* The exercise *
Where a line of the material contains the string "Nighttime", copy that line.

───── Available records ─────

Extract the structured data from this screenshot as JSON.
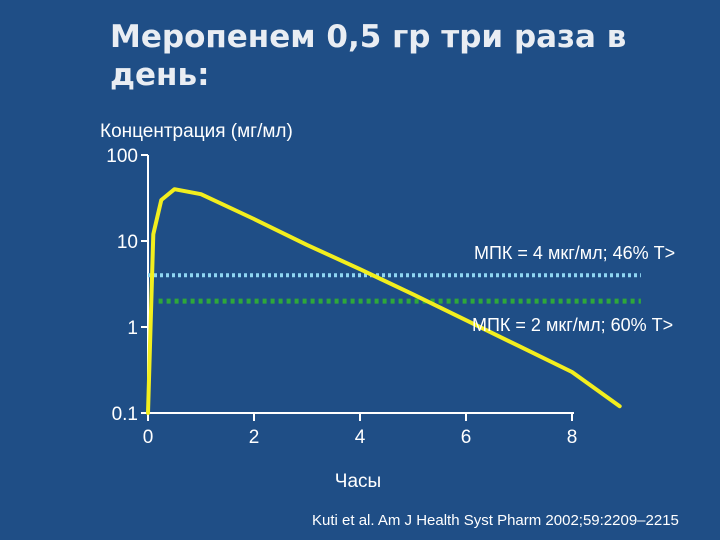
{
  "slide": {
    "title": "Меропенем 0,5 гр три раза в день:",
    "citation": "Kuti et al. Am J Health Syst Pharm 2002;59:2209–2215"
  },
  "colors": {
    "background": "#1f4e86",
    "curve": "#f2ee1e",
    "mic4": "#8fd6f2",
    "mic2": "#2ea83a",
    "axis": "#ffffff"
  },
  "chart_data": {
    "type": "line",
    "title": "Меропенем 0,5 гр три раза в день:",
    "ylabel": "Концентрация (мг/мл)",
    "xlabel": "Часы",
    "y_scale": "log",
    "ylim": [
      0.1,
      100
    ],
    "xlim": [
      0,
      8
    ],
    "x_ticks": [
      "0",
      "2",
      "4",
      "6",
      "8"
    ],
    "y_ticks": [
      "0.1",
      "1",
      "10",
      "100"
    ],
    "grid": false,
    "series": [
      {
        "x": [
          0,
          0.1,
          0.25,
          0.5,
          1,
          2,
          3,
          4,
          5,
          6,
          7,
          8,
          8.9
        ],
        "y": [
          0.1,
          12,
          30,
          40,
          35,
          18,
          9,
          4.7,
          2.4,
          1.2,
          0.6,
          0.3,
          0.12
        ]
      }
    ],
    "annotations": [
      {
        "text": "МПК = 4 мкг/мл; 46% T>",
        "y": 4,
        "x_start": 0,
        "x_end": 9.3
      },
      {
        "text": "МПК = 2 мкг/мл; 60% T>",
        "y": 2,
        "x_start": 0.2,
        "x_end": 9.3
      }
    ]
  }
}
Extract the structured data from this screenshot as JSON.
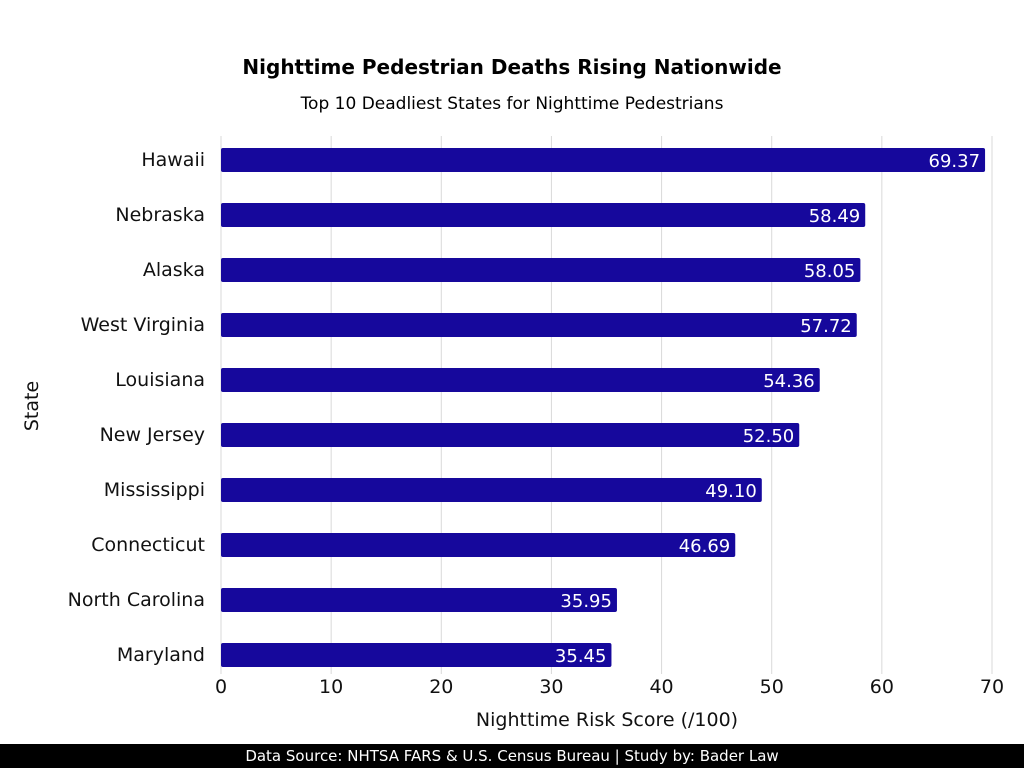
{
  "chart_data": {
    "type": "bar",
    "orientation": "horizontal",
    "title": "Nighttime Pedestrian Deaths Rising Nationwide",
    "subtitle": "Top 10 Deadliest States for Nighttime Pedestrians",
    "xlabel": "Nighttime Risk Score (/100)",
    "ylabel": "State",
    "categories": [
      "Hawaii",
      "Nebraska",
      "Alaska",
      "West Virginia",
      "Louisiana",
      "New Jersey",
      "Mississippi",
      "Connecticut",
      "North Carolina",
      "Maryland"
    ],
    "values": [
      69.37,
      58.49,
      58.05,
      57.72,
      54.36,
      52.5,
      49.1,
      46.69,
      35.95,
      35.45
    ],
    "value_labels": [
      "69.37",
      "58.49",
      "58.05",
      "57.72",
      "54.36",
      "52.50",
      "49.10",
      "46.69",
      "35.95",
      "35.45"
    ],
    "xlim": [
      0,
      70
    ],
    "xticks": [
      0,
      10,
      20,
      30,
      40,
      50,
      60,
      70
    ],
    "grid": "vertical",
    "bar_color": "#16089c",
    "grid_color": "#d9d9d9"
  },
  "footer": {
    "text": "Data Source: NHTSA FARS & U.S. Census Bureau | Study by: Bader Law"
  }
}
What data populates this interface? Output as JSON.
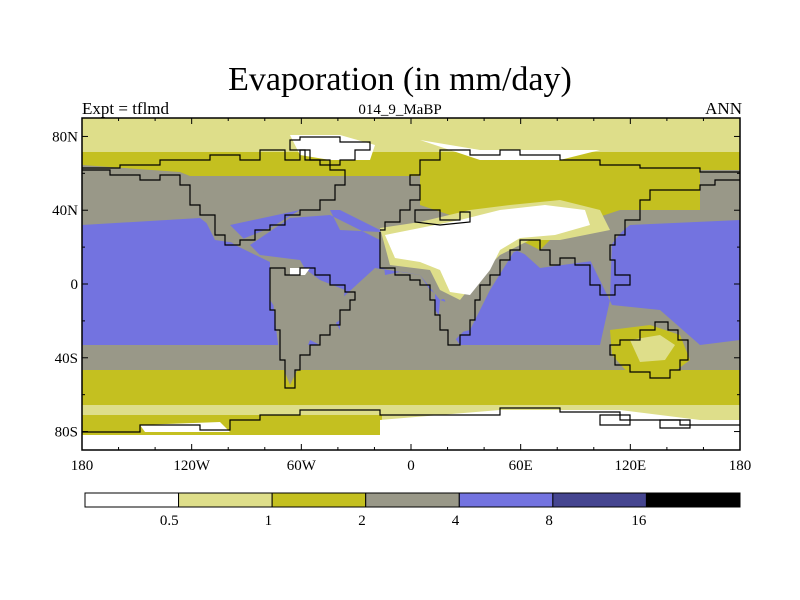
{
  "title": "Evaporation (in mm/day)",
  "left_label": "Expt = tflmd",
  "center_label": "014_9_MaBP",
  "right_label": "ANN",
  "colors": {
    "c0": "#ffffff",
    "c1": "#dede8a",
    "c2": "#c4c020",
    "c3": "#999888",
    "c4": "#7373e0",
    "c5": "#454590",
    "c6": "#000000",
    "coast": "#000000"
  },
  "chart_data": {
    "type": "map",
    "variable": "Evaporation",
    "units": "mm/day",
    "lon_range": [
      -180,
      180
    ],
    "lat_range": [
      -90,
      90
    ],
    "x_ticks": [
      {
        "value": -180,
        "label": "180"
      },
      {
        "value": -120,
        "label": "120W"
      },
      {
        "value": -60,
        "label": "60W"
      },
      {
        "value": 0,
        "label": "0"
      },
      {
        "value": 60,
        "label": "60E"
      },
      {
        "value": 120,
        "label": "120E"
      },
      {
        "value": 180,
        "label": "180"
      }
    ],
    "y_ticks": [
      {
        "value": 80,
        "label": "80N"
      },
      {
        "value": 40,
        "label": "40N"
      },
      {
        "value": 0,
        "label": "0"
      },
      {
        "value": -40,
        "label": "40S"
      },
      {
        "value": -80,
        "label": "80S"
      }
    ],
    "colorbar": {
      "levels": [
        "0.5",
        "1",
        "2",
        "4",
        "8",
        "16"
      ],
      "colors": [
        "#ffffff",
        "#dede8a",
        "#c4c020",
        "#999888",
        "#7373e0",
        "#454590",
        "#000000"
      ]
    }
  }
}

─────

* Response below *
    "title": "Nighttime Pedestrian Deaths Rising Nationwide",
    "subtitle": "Top 10 Deadliest States for Nighttime Pedestrians",
    "xlabel": "Nighttime Risk Score (/100)",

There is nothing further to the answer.